* _Task directions_
Check each line for the string "color". Give only the count of lines that have it.

* _Dataset entries_
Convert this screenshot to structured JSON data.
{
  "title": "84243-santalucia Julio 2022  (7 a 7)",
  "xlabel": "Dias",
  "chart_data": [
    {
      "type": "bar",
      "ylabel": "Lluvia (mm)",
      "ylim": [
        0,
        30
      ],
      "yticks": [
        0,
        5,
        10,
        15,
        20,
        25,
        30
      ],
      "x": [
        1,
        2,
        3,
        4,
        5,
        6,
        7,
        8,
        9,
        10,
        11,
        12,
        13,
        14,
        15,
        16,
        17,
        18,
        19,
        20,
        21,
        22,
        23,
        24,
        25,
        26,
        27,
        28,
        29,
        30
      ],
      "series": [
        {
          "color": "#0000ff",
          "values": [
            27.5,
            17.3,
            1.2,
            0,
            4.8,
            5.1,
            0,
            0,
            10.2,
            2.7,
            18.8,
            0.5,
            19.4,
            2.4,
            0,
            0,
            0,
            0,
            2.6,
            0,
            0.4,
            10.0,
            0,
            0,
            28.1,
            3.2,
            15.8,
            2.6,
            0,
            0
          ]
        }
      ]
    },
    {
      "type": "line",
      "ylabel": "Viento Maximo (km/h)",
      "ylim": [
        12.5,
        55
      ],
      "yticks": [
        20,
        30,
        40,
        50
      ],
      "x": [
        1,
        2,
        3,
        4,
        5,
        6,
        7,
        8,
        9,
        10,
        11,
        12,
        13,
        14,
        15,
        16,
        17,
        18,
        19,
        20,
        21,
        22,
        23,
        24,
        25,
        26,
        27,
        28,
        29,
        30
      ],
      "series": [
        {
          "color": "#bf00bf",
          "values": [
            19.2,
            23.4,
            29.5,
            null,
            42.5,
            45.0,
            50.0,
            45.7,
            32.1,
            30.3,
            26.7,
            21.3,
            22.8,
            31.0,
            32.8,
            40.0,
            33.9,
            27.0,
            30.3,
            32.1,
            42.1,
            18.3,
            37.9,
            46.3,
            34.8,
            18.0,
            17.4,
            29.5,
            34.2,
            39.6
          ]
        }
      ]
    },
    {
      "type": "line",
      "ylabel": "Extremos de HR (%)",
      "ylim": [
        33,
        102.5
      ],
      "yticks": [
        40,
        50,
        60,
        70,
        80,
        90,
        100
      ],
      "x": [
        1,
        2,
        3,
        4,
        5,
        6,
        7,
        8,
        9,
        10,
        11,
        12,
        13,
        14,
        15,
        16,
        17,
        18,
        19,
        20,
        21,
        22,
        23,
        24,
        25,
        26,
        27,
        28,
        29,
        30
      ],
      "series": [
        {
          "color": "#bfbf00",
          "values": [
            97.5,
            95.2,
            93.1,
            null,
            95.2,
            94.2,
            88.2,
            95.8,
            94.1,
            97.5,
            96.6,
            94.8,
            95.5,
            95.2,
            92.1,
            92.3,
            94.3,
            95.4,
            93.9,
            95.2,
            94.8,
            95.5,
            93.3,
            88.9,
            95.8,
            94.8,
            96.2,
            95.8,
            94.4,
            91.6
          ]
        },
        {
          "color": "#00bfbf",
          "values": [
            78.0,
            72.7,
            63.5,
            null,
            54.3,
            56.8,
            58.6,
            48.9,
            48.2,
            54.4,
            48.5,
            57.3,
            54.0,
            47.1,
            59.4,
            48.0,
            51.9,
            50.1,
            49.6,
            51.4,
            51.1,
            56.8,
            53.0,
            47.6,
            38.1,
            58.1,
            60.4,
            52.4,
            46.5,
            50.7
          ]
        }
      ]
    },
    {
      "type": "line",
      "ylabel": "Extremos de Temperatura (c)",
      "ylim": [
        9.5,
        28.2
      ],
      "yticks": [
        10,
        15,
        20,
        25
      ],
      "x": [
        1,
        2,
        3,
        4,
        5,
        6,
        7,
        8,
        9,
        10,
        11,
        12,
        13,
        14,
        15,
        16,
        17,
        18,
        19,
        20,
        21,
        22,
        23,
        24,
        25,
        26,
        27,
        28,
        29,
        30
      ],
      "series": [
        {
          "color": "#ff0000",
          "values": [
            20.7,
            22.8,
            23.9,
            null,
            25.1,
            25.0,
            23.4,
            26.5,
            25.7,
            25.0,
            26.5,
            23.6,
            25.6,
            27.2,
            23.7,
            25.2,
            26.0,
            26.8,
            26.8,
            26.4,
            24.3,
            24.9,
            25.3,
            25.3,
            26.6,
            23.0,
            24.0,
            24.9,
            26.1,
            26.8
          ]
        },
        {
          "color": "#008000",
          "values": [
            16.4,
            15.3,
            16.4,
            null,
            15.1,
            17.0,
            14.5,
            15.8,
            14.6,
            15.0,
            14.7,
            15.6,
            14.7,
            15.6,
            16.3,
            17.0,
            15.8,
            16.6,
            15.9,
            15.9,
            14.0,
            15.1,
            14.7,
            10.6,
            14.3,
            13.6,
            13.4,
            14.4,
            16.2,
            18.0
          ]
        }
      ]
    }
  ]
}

* _Task answer_
6